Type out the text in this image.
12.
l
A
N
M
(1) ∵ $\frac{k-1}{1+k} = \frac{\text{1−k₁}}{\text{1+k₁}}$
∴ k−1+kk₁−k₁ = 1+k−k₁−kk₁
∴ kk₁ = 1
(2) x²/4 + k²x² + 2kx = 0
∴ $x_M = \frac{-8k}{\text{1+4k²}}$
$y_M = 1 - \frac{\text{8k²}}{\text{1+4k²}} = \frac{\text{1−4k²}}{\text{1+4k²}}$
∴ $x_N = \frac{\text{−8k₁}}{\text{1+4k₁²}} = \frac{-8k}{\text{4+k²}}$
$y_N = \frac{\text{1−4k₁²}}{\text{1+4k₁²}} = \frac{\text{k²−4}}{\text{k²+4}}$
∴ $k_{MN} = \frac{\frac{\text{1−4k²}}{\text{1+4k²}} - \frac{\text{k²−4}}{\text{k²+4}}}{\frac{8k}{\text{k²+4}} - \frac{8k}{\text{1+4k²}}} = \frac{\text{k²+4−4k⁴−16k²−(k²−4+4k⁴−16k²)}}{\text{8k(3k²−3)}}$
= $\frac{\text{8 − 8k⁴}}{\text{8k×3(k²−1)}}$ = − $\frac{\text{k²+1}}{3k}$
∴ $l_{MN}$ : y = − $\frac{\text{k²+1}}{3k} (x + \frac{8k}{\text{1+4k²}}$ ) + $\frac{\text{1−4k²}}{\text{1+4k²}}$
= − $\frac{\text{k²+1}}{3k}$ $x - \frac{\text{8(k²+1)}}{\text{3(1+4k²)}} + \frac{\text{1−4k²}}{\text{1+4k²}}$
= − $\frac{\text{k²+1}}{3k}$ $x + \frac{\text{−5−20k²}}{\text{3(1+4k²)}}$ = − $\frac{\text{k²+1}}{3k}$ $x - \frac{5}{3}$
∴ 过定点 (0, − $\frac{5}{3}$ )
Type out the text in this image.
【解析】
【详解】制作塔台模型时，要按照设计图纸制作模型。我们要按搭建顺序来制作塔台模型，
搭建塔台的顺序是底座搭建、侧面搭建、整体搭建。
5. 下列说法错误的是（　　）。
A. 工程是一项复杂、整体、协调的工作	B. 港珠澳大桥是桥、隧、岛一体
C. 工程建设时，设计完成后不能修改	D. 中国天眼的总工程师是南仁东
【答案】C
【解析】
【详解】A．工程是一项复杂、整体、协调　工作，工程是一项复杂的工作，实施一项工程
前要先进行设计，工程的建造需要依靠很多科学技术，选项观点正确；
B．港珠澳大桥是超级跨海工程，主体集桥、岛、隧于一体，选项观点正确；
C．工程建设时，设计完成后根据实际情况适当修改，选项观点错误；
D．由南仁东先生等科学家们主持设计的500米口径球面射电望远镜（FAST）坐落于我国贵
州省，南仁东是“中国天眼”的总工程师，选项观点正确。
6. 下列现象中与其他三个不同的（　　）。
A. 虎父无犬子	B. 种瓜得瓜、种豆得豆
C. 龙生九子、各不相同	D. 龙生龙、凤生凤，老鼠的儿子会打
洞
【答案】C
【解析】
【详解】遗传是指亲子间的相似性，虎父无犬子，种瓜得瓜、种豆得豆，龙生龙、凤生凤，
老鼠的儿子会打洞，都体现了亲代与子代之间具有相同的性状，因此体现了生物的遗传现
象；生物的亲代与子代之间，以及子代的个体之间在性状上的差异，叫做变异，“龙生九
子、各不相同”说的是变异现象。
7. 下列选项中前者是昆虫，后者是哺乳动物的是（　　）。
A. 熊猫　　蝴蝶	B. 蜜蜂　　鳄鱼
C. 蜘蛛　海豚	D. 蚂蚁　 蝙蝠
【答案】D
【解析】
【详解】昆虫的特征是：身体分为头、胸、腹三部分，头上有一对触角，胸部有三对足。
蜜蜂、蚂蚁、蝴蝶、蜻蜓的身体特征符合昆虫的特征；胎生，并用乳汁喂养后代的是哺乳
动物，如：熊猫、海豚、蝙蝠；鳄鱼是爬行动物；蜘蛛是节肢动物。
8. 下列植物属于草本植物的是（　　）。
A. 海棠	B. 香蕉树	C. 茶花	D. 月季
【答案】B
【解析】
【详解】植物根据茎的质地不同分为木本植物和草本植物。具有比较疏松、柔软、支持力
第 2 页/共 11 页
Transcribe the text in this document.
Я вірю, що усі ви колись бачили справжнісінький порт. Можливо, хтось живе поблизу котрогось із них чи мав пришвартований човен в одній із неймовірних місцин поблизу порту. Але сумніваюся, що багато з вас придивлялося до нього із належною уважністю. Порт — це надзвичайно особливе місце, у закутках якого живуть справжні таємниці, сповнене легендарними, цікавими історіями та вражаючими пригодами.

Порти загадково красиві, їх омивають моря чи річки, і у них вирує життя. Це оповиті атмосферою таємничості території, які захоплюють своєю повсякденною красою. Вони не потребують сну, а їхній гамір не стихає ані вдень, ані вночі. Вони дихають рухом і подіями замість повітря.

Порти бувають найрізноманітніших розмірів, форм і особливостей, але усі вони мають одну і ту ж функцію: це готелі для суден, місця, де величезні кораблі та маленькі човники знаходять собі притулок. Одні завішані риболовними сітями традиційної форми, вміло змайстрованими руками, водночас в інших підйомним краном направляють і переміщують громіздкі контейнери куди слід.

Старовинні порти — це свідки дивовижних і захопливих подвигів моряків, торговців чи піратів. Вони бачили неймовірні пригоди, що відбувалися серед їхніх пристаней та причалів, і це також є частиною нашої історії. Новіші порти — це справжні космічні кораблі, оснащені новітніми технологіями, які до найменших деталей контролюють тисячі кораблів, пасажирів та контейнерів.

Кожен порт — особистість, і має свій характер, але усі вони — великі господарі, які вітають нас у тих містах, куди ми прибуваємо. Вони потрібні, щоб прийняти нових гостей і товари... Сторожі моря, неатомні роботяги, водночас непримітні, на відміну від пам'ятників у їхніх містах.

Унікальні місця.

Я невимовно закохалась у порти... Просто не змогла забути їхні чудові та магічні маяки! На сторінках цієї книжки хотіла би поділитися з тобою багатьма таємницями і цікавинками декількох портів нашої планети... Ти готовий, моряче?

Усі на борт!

▶ _WHAT TO DO_
Emit the full listing verbatim.

▶ _RESPONSE_
Type out the text in this image.
12.
l
A
N
M
(1) ∵ $\frac{k-1}{1+k} = \frac{\text{1−k₁}}{\text{1+k₁}}$
∴ k−1+kk₁−k₁ = 1+k−k₁−kk₁
∴ kk₁ = 1
(2) x²/4 + k²x² + 2kx = 0
∴ $x_M = \frac{-8k}{\text{1+4k²}}$
$y_M = 1 - \frac{\text{8k²}}{\text{1+4k²}} = \frac{\text{1−4k²}}{\text{1+4k²}}$
∴ $x_N = \frac{\text{−8k₁}}{\text{1+4k₁²}} = \frac{-8k}{\text{4+k²}}$
$y_N = \frac{\text{1−4k₁²}}{\text{1+4k₁²}} = \frac{\text{k²−4}}{\text{k²+4}}$
∴ $k_{MN} = \frac{\frac{\text{1−4k²}}{\text{1+4k²}} - \frac{\text{k²−4}}{\text{k²+4}}}{\frac{8k}{\text{k²+4}} - \frac{8k}{\text{1+4k²}}} = \frac{\text{k²+4−4k⁴−16k²−(k²−4+4k⁴−16k²)}}{\text{8k(3k²−3)}}$
= $\frac{\text{8 − 8k⁴}}{\text{8k×3(k²−1)}}$ = − $\frac{\text{k²+1}}{3k}$
∴ $l_{MN}$ : y = − $\frac{\text{k²+1}}{3k} (x + \frac{8k}{\text{1+4k²}}$ ) + $\frac{\text{1−4k²}}{\text{1+4k²}}$
= − $\frac{\text{k²+1}}{3k}$ $x - \frac{\text{8(k²+1)}}{\text{3(1+4k²)}} + \frac{\text{1−4k²}}{\text{1+4k²}}$
= − $\frac{\text{k²+1}}{3k}$ $x + \frac{\text{−5−20k²}}{\text{3(1+4k²)}}$ = − $\frac{\text{k²+1}}{3k}$ $x - \frac{5}{3}$
∴ 过定点 (0, − $\frac{5}{3}$ )
Type out the text in this image.
【解析】
【详解】制作塔台模型时，要按照设计图纸制作模型。我们要按搭建顺序来制作塔台模型，
搭建塔台的顺序是底座搭建、侧面搭建、整体搭建。
5. 下列说法错误的是（　　）。
A. 工程是一项复杂、整体、协调的工作	B. 港珠澳大桥是桥、隧、岛一体
C. 工程建设时，设计完成后不能修改	D. 中国天眼的总工程师是南仁东
【答案】C
【解析】
【详解】A．工程是一项复杂、整体、协调　工作，工程是一项复杂的工作，实施一项工程
前要先进行设计，工程的建造需要依靠很多科学技术，选项观点正确；
B．港珠澳大桥是超级跨海工程，主体集桥、岛、隧于一体，选项观点正确；
C．工程建设时，设计完成后根据实际情况适当修改，选项观点错误；
D．由南仁东先生等科学家们主持设计的500米口径球面射电望远镜（FAST）坐落于我国贵
州省，南仁东是“中国天眼”的总工程师，选项观点正确。
6. 下列现象中与其他三个不同的（　　）。
A. 虎父无犬子	B. 种瓜得瓜、种豆得豆
C. 龙生九子、各不相同	D. 龙生龙、凤生凤，老鼠的儿子会打
洞
【答案】C
【解析】
【详解】遗传是指亲子间的相似性，虎父无犬子，种瓜得瓜、种豆得豆，龙生龙、凤生凤，
老鼠的儿子会打洞，都体现了亲代与子代之间具有相同的性状，因此体现了生物的遗传现
象；生物的亲代与子代之间，以及子代的个体之间在性状上的差异，叫做变异，“龙生九
子、各不相同”说的是变异现象。
7. 下列选项中前者是昆虫，后者是哺乳动物的是（　　）。
A. 熊猫　　蝴蝶	B. 蜜蜂　　鳄鱼
C. 蜘蛛　海豚	D. 蚂蚁　 蝙蝠
【答案】D
【解析】
【详解】昆虫的特征是：身体分为头、胸、腹三部分，头上有一对触角，胸部有三对足。
蜜蜂、蚂蚁、蝴蝶、蜻蜓的身体特征符合昆虫的特征；胎生，并用乳汁喂养后代的是哺乳
动物，如：熊猫、海豚、蝙蝠；鳄鱼是爬行动物；蜘蛛是节肢动物。
8. 下列植物属于草本植物的是（　　）。
A. 海棠	B. 香蕉树	C. 茶花	D. 月季
【答案】B
【解析】
【详解】植物根据茎的质地不同分为木本植物和草本植物。具有比较疏松、柔软、支持力
第 2 页/共 11 页
Transcribe the text in this document.
Я вірю, що усі ви колись бачили справжнісінький порт. Можливо, хтось живе поблизу котрогось із них чи мав пришвартований човен в одній із неймовірних місцин поблизу порту. Але сумніваюся, що багато з вас придивлялося до нього із належною уважністю. Порт — це надзвичайно особливе місце, у закутках якого живуть справжні таємниці, сповнене легендарними, цікавими історіями та вражаючими пригодами.

Порти загадково красиві, їх омивають моря чи річки, і у них вирує життя. Це оповиті атмосферою таємничості території, які захоплюють своєю повсякденною красою. Вони не потребують сну, а їхній гамір не стихає ані вдень, ані вночі. Вони дихають рухом і подіями замість повітря.

Порти бувають найрізноманітніших розмірів, форм і особливостей, але усі вони мають одну і ту ж функцію: це готелі для суден, місця, де величезні кораблі та маленькі човники знаходять собі притулок. Одні завішані риболовними сітями традиційної форми, вміло змайстрованими руками, водночас в інших підйомним краном направляють і переміщують громіздкі контейнери куди слід.

Старовинні порти — це свідки дивовижних і захопливих подвигів моряків, торговців чи піратів. Вони бачили неймовірні пригоди, що відбувалися серед їхніх пристаней та причалів, і це також є частиною нашої історії. Новіші порти — це справжні космічні кораблі, оснащені новітніми технологіями, які до найменших деталей контролюють тисячі кораблів, пасажирів та контейнерів.

Кожен порт — особистість, і має свій характер, але усі вони — великі господарі, які вітають нас у тих містах, куди ми прибуваємо. Вони потрібні, щоб прийняти нових гостей і товари... Сторожі моря, неатомні роботяги, водночас непримітні, на відміну від пам'ятників у їхніх містах.

Унікальні місця.

Я невимовно закохалась у порти... Просто не змогла забути їхні чудові та магічні маяки! На сторінках цієї книжки хотіла би поділитися з тобою багатьма таємницями і цікавинками декількох портів нашої планети... Ти готовий, моряче?

Усі на борт!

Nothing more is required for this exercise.